#### RECORDS FOR THIS EXERCISE
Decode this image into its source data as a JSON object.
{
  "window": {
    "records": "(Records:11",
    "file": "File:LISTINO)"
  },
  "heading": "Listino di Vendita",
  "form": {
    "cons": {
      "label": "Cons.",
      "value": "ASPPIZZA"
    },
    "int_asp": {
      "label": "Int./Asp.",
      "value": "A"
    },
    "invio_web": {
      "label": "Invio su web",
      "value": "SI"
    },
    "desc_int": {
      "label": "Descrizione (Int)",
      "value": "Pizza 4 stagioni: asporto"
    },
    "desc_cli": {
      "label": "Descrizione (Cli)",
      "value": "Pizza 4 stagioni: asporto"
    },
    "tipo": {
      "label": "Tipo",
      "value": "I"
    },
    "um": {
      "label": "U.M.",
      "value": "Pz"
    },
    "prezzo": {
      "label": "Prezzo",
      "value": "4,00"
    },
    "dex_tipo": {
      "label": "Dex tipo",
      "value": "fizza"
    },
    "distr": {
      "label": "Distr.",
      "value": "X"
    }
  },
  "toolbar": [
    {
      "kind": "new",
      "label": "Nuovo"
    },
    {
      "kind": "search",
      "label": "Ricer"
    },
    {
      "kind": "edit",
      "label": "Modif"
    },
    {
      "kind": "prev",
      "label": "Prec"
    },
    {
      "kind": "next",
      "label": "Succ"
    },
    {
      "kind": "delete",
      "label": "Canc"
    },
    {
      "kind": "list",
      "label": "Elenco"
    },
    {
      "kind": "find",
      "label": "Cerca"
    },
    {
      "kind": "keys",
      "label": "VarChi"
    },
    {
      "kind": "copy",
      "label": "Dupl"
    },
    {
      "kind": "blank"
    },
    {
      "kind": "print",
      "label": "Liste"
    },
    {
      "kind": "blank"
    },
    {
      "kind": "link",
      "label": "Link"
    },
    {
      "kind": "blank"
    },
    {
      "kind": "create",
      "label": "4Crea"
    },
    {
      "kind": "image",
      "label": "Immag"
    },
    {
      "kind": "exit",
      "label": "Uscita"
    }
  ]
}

#### GIVEN INSTRUCTION
Every line of the data above should be reproduced word for word.

#### RESULT BELOW
Decode this image into its source data as a JSON object.
{
  "window": {
    "records": "(Records:11",
    "file": "File:LISTINO)"
  },
  "heading": "Listino di Vendita",
  "form": {
    "cons": {
      "label": "Cons.",
      "value": "ASPPIZZA"
    },
    "int_asp": {
      "label": "Int./Asp.",
      "value": "A"
    },
    "invio_web": {
      "label": "Invio su web",
      "value": "SI"
    },
    "desc_int": {
      "label": "Descrizione (Int)",
      "value": "Pizza 4 stagioni: asporto"
    },
    "desc_cli": {
      "label": "Descrizione (Cli)",
      "value": "Pizza 4 stagioni: asporto"
    },
    "tipo": {
      "label": "Tipo",
      "value": "I"
    },
    "um": {
      "label": "U.M.",
      "value": "Pz"
    },
    "prezzo": {
      "label": "Prezzo",
      "value": "4,00"
    },
    "dex_tipo": {
      "label": "Dex tipo",
      "value": "fizza"
    },
    "distr": {
      "label": "Distr.",
      "value": "X"
    }
  },
  "toolbar": [
    {
      "kind": "new",
      "label": "Nuovo"
    },
    {
      "kind": "search",
      "label": "Ricer"
    },
    {
      "kind": "edit",
      "label": "Modif"
    },
    {
      "kind": "prev",
      "label": "Prec"
    },
    {
      "kind": "next",
      "label": "Succ"
    },
    {
      "kind": "delete",
      "label": "Canc"
    },
    {
      "kind": "list",
      "label": "Elenco"
    },
    {
      "kind": "find",
      "label": "Cerca"
    },
    {
      "kind": "keys",
      "label": "VarChi"
    },
    {
      "kind": "copy",
      "label": "Dupl"
    },
    {
      "kind": "blank"
    },
    {
      "kind": "print",
      "label": "Liste"
    },
    {
      "kind": "blank"
    },
    {
      "kind": "link",
      "label": "Link"
    },
    {
      "kind": "blank"
    },
    {
      "kind": "create",
      "label": "4Crea"
    },
    {
      "kind": "image",
      "label": "Immag"
    },
    {
      "kind": "exit",
      "label": "Uscita"
    }
  ]
}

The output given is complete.